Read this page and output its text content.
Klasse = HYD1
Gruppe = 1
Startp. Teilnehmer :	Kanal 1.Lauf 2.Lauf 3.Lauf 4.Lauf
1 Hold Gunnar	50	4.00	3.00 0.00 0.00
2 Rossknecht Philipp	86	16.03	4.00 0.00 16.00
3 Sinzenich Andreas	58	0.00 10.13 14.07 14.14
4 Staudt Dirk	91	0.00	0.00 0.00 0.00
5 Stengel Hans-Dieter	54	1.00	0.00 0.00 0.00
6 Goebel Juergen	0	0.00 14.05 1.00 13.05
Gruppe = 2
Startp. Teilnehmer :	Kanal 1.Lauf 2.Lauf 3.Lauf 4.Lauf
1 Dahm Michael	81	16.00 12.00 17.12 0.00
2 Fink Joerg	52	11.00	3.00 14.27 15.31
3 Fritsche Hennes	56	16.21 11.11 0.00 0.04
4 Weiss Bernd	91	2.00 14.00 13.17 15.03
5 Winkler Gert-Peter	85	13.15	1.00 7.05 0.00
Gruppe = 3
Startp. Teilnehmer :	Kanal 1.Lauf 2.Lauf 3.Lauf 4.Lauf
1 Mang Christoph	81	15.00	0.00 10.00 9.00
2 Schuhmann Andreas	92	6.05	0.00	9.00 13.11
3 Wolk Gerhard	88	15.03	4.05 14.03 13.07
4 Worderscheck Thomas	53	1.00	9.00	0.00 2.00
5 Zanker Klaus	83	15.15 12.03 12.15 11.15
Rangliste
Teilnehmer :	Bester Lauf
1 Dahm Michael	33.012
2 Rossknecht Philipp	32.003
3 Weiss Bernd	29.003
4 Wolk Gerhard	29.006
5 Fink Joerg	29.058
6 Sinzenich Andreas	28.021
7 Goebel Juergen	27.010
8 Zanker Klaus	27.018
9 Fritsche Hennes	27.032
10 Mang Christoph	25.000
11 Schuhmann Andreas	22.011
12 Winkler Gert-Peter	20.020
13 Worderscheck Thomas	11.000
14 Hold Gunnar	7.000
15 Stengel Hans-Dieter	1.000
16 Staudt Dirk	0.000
------------------------------
Repeat all of the records above exactly as written.

Read this page and output its text content.
Klasse = HYD1
Gruppe = 1
Startp. Teilnehmer :	Kanal 1.Lauf 2.Lauf 3.Lauf 4.Lauf
1 Hold Gunnar	50	4.00	3.00 0.00 0.00
2 Rossknecht Philipp	86	16.03	4.00 0.00 16.00
3 Sinzenich Andreas	58	0.00 10.13 14.07 14.14
4 Staudt Dirk	91	0.00	0.00 0.00 0.00
5 Stengel Hans-Dieter	54	1.00	0.00 0.00 0.00
6 Goebel Juergen	0	0.00 14.05 1.00 13.05
Gruppe = 2
Startp. Teilnehmer :	Kanal 1.Lauf 2.Lauf 3.Lauf 4.Lauf
1 Dahm Michael	81	16.00 12.00 17.12 0.00
2 Fink Joerg	52	11.00	3.00 14.27 15.31
3 Fritsche Hennes	56	16.21 11.11 0.00 0.04
4 Weiss Bernd	91	2.00 14.00 13.17 15.03
5 Winkler Gert-Peter	85	13.15	1.00 7.05 0.00
Gruppe = 3
Startp. Teilnehmer :	Kanal 1.Lauf 2.Lauf 3.Lauf 4.Lauf
1 Mang Christoph	81	15.00	0.00 10.00 9.00
2 Schuhmann Andreas	92	6.05	0.00	9.00 13.11
3 Wolk Gerhard	88	15.03	4.05 14.03 13.07
4 Worderscheck Thomas	53	1.00	9.00	0.00 2.00
5 Zanker Klaus	83	15.15 12.03 12.15 11.15
Rangliste
Teilnehmer :	Bester Lauf
1 Dahm Michael	33.012
2 Rossknecht Philipp	32.003
3 Weiss Bernd	29.003
4 Wolk Gerhard	29.006
5 Fink Joerg	29.058
6 Sinzenich Andreas	28.021
7 Goebel Juergen	27.010
8 Zanker Klaus	27.018
9 Fritsche Hennes	27.032
10 Mang Christoph	25.000
11 Schuhmann Andreas	22.011
12 Winkler Gert-Peter	20.020
13 Worderscheck Thomas	11.000
14 Hold Gunnar	7.000
15 Stengel Hans-Dieter	1.000
16 Staudt Dirk	0.000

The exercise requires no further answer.